__Written request__:
Turn the items below, from the line containing "y-tick-label: 17000 — [767, 146, 806, 161]" through the line containing "point — [150, 388, 159, 396]", into a numbered list with any blank lines left out.

__Element and region data__:

**********

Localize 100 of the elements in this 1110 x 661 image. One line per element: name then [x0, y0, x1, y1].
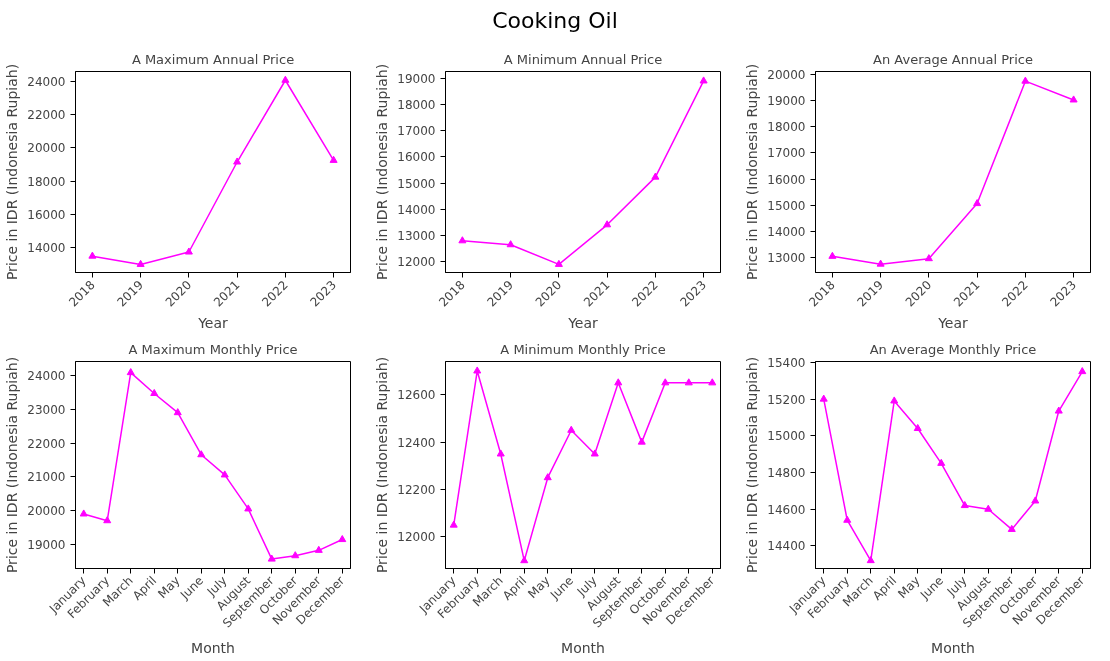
y-tick-label: 17000 — [767, 146, 806, 161]
x-axis-title: Year — [197, 315, 229, 332]
point — [458, 236, 467, 244]
y-tick-label: 24000 — [27, 369, 66, 384]
y-tick-label: 15000 — [767, 198, 806, 213]
x-axis-title: Month — [931, 640, 975, 657]
point — [1078, 367, 1087, 375]
chart-title: A Minimum Monthly Price — [500, 341, 666, 357]
y-axis-title: Price in IDR (Indonesia Rupiah) — [374, 356, 391, 574]
point — [1007, 524, 1016, 532]
y-tick-label: 12000 — [397, 255, 436, 270]
point — [473, 366, 482, 374]
y-tick-label: 16000 — [397, 150, 436, 165]
point — [150, 388, 159, 396]
point — [449, 520, 458, 528]
text: Cooking Oil — [492, 7, 618, 35]
y-tick-label: 19000 — [27, 537, 66, 552]
y-tick-label: 18000 — [767, 120, 806, 135]
y-tick-label: 14000 — [397, 202, 436, 217]
y-tick-label: 14000 — [27, 240, 66, 255]
y-tick-label: 13000 — [397, 229, 436, 244]
point — [890, 396, 899, 404]
point — [173, 408, 182, 416]
point — [1054, 406, 1063, 414]
point — [136, 259, 145, 267]
point — [197, 450, 206, 458]
point — [913, 423, 922, 431]
x-axis-title: Month — [561, 640, 605, 657]
y-tick-label: 19000 — [397, 71, 436, 86]
y-tick-label: 14600 — [767, 502, 806, 517]
point — [314, 545, 323, 553]
point — [567, 425, 576, 433]
point — [244, 504, 253, 512]
x-axis-title: Month — [191, 640, 235, 657]
point — [876, 259, 885, 267]
point — [281, 75, 290, 83]
point — [984, 504, 993, 512]
x-axis-title: Year — [567, 315, 599, 332]
point — [267, 554, 276, 562]
y-tick-label: 15000 — [767, 429, 806, 444]
point — [661, 378, 670, 386]
y-tick-label: 19000 — [767, 94, 806, 109]
x-axis-title: Year — [937, 315, 969, 332]
point — [1021, 76, 1030, 84]
y-axis-title: Price in IDR (Indonesia Rupiah) — [744, 63, 761, 281]
point — [233, 157, 242, 165]
point — [496, 449, 505, 457]
y-tick-label: 15400 — [767, 355, 806, 370]
point — [329, 155, 338, 163]
chart-title: An Average Annual Price — [873, 51, 1033, 67]
point — [103, 516, 112, 524]
point — [637, 437, 646, 445]
point — [603, 220, 612, 228]
y-tick-label: 18000 — [27, 174, 66, 189]
point — [88, 251, 97, 259]
y-tick-label: 16000 — [27, 207, 66, 222]
y-tick-label: 15200 — [767, 392, 806, 407]
y-axis-title: Price in IDR (Indonesia Rupiah) — [4, 63, 21, 281]
point — [684, 378, 693, 386]
point — [79, 509, 88, 517]
y-tick-label: 17000 — [397, 124, 436, 139]
chart-title: A Maximum Annual Price — [131, 51, 295, 67]
y-tick-label: 13000 — [767, 250, 806, 265]
point — [520, 556, 529, 564]
chart-title: A Minimum Annual Price — [503, 51, 663, 67]
point — [924, 254, 933, 262]
point — [819, 394, 828, 402]
y-tick-label: 18000 — [397, 98, 436, 113]
point — [554, 259, 563, 267]
point — [543, 473, 552, 481]
chart-title: A Maximum Monthly Price — [128, 341, 298, 357]
y-tick-label: 14400 — [767, 539, 806, 554]
y-axis-title: Price in IDR (Indonesia Rupiah) — [4, 356, 21, 574]
y-tick-label: 20000 — [27, 141, 66, 156]
point — [1031, 496, 1040, 504]
y-tick-label: 14800 — [767, 466, 806, 481]
point — [699, 76, 708, 84]
chart-title: An Average Monthly Price — [869, 341, 1037, 357]
y-tick-label: 16000 — [767, 172, 806, 187]
point — [937, 458, 946, 466]
point — [866, 556, 875, 564]
point — [291, 551, 300, 559]
y-tick-label: 24000 — [27, 75, 66, 90]
point — [1069, 95, 1078, 103]
y-tick-label: 12600 — [397, 388, 436, 403]
point — [220, 470, 229, 478]
point — [960, 501, 969, 509]
point — [614, 378, 623, 386]
y-tick-label: 20000 — [767, 68, 806, 83]
y-tick-label: 21000 — [27, 470, 66, 485]
y-tick-label: 22000 — [27, 108, 66, 123]
y-tick-label: 23000 — [27, 403, 66, 418]
y-axis-title: Price in IDR (Indonesia Rupiah) — [744, 356, 761, 574]
y-tick-label: 12200 — [397, 483, 436, 498]
point — [973, 199, 982, 207]
y-tick-label: 22000 — [27, 436, 66, 451]
point — [126, 368, 135, 376]
point — [651, 172, 660, 180]
point — [828, 251, 837, 259]
y-tick-label: 14000 — [767, 224, 806, 239]
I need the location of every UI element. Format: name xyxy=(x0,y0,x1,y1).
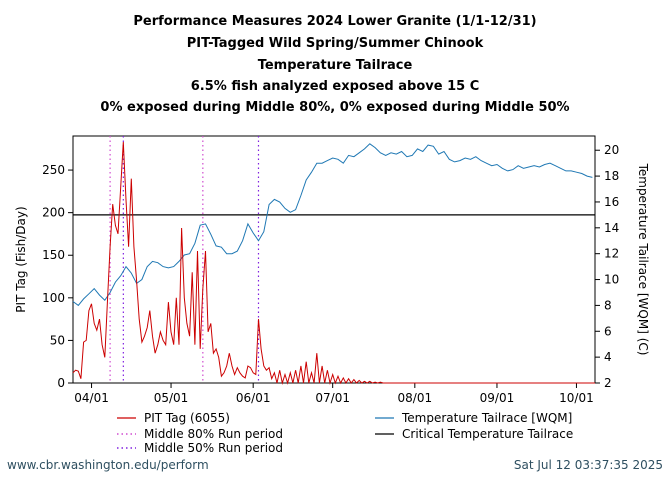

**********

__Complete output__:
1. y-tick-label: 17000 — [767, 146, 806, 161]
2. x-axis-title: Year — [197, 315, 229, 332]
3. point — [458, 236, 467, 244]
4. y-tick-label: 24000 — [27, 369, 66, 384]
5. y-tick-label: 15000 — [767, 198, 806, 213]
6. x-axis-title: Month — [931, 640, 975, 657]
7. point — [1078, 367, 1087, 375]
8. chart-title: A Minimum Monthly Price — [500, 341, 666, 357]
9. y-axis-title: Price in IDR (Indonesia Rupiah) — [374, 356, 391, 574]
10. point — [1007, 524, 1016, 532]
11. y-tick-label: 12000 — [397, 255, 436, 270]
12. point — [473, 366, 482, 374]
13. y-tick-label: 16000 — [397, 150, 436, 165]
14. point — [150, 388, 159, 396]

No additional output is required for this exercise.